== WRITTEN TASK ==
Would you transcribe the whole listing exactly, minus its pictures?

--------

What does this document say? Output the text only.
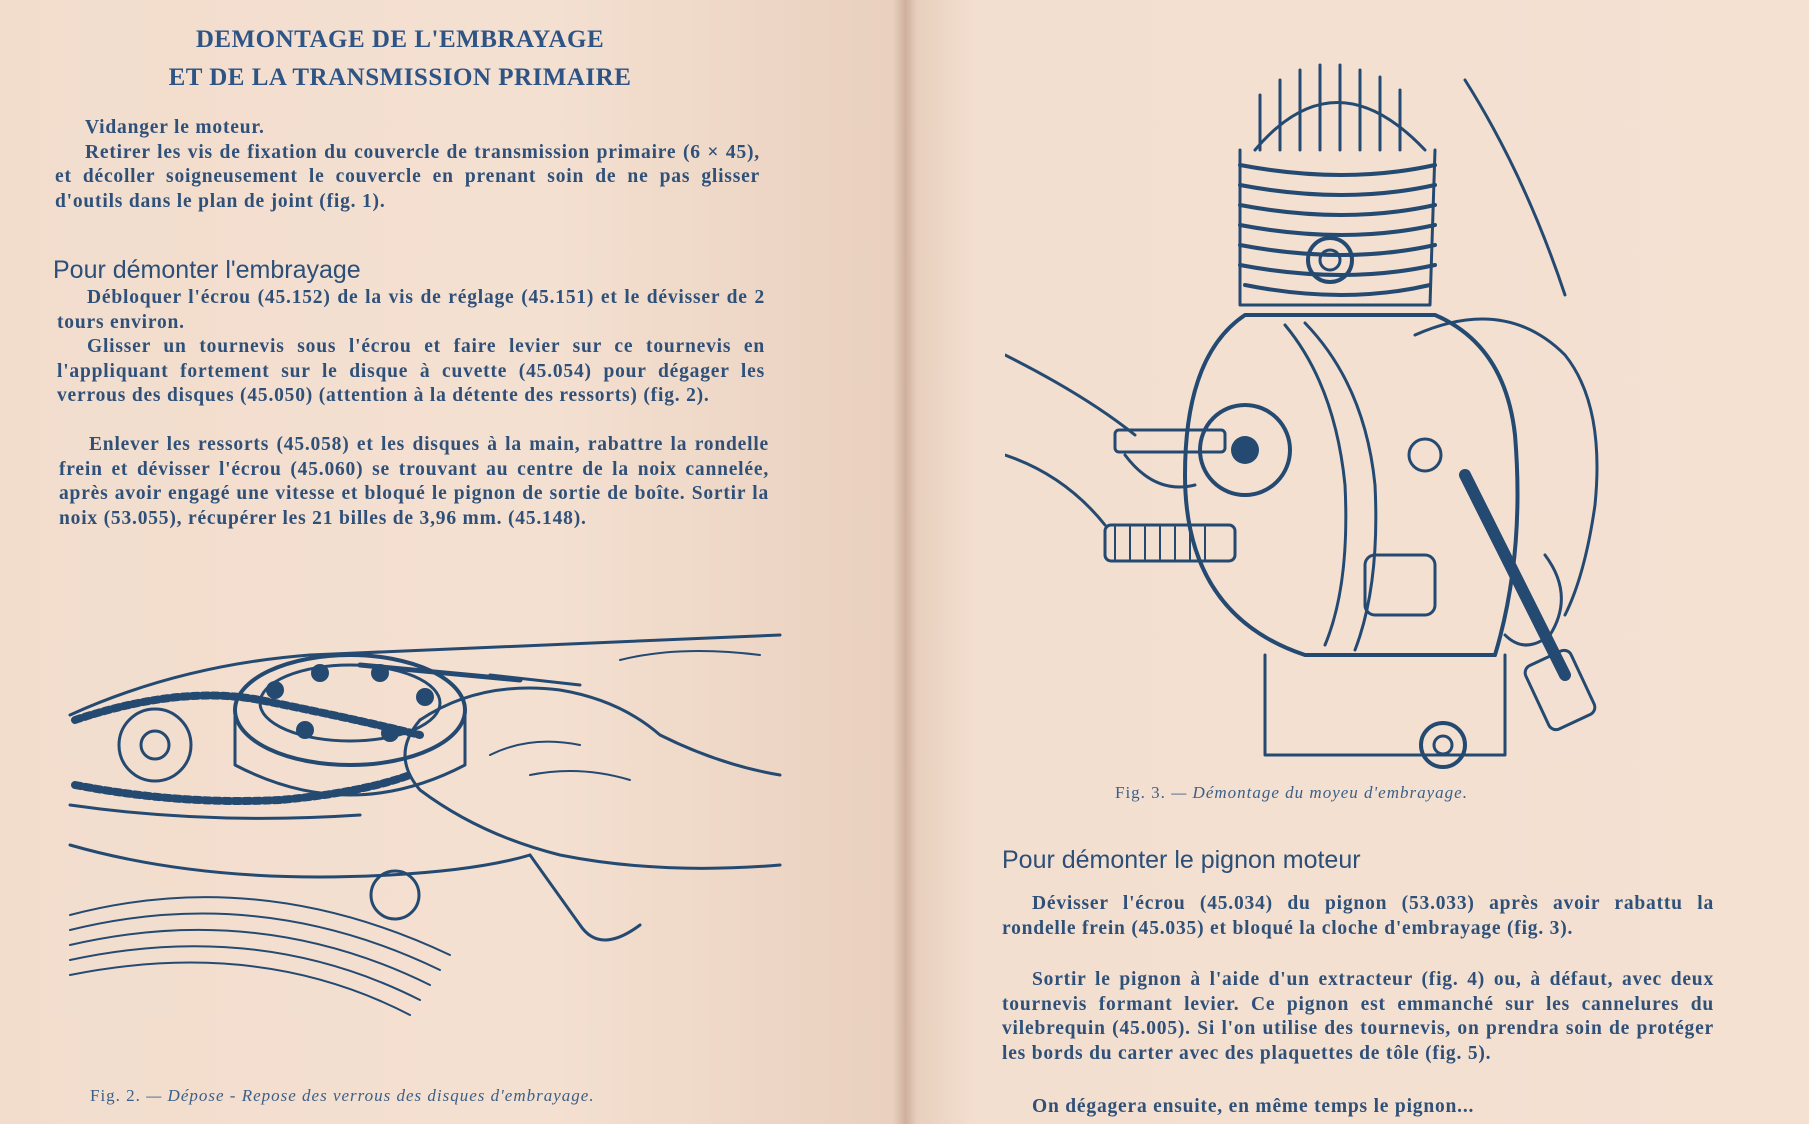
DEMONTAGE DE L'EMBRAYAGE
ET DE LA TRANSMISSION PRIMAIRE

Vidanger le moteur.
Retirer les vis de fixation du couvercle de transmission primaire (6 × 45), et décoller soigneusement le couvercle en prenant soin de ne pas glisser d'outils dans le plan de joint (fig. 1).

Pour démonter l'embrayage

Débloquer l'écrou (45.152) de la vis de réglage (45.151) et le dévisser de 2 tours environ.

Glisser un tournevis sous l'écrou et faire levier sur ce tournevis en l'appliquant fortement sur le disque à cuvette (45.054) pour dégager les verrous des disques (45.050) (attention à la détente des ressorts) (fig. 2).

Enlever les ressorts (45.058) et les disques à la main, rabattre la rondelle frein et dévisser l'écrou (45.060) se trouvant au centre de la noix cannelée, après avoir engagé une vitesse et bloqué le pignon de sortie de boîte. Sortir la noix (53.055), récupérer les 21 billes de 3,96 mm. (45.148).

Fig. 2. — Dépose - Repose des verrous des disques d'embrayage.
Fig. 3. — Démontage du moyeu d'embrayage.
Pour démonter le pignon moteur

Dévisser l'écrou (45.034) du pignon (53.033) après avoir rabattu la rondelle frein (45.035) et bloqué la cloche d'embrayage (fig. 3).

Sortir le pignon à l'aide d'un extracteur (fig. 4) ou, à défaut, avec deux tournevis formant levier. Ce pignon est emmanché sur les cannelures du vilebrequin (45.005). Si l'on utilise des tournevis, on prendra soin de protéger les bords du carter avec des plaquettes de tôle (fig. 5).

On dégagera ensuite, en même temps le pignon...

--------

== SOLUTION TO THIS EXERCISE ==
What does this document say? Output the text only.
DEMONTAGE DE L'EMBRAYAGE
ET DE LA TRANSMISSION PRIMAIRE

Vidanger le moteur.
Retirer les vis de fixation du couvercle de transmission primaire (6 × 45), et décoller soigneusement le couvercle en prenant soin de ne pas glisser d'outils dans le plan de joint (fig. 1).

Pour démonter l'embrayage

Débloquer l'écrou (45.152) de la vis de réglage (45.151) et le dévisser de 2 tours environ.

Glisser un tournevis sous l'écrou et faire levier sur ce tournevis en l'appliquant fortement sur le disque à cuvette (45.054) pour dégager les verrous des disques (45.050) (attention à la détente des ressorts) (fig. 2).

Enlever les ressorts (45.058) et les disques à la main, rabattre la rondelle frein et dévisser l'écrou (45.060) se trouvant au centre de la noix cannelée, après avoir engagé une vitesse et bloqué le pignon de sortie de boîte. Sortir la noix (53.055), récupérer les 21 billes de 3,96 mm. (45.148).

Fig. 2. — Dépose - Repose des verrous des disques d'embrayage.
Fig. 3. — Démontage du moyeu d'embrayage.
Pour démonter le pignon moteur

Dévisser l'écrou (45.034) du pignon (53.033) après avoir rabattu la rondelle frein (45.035) et bloqué la cloche d'embrayage (fig. 3).

Sortir le pignon à l'aide d'un extracteur (fig. 4) ou, à défaut, avec deux tournevis formant levier. Ce pignon est emmanché sur les cannelures du vilebrequin (45.005). Si l'on utilise des tournevis, on prendra soin de protéger les bords du carter avec des plaquettes de tôle (fig. 5).

On dégagera ensuite, en même temps le pignon...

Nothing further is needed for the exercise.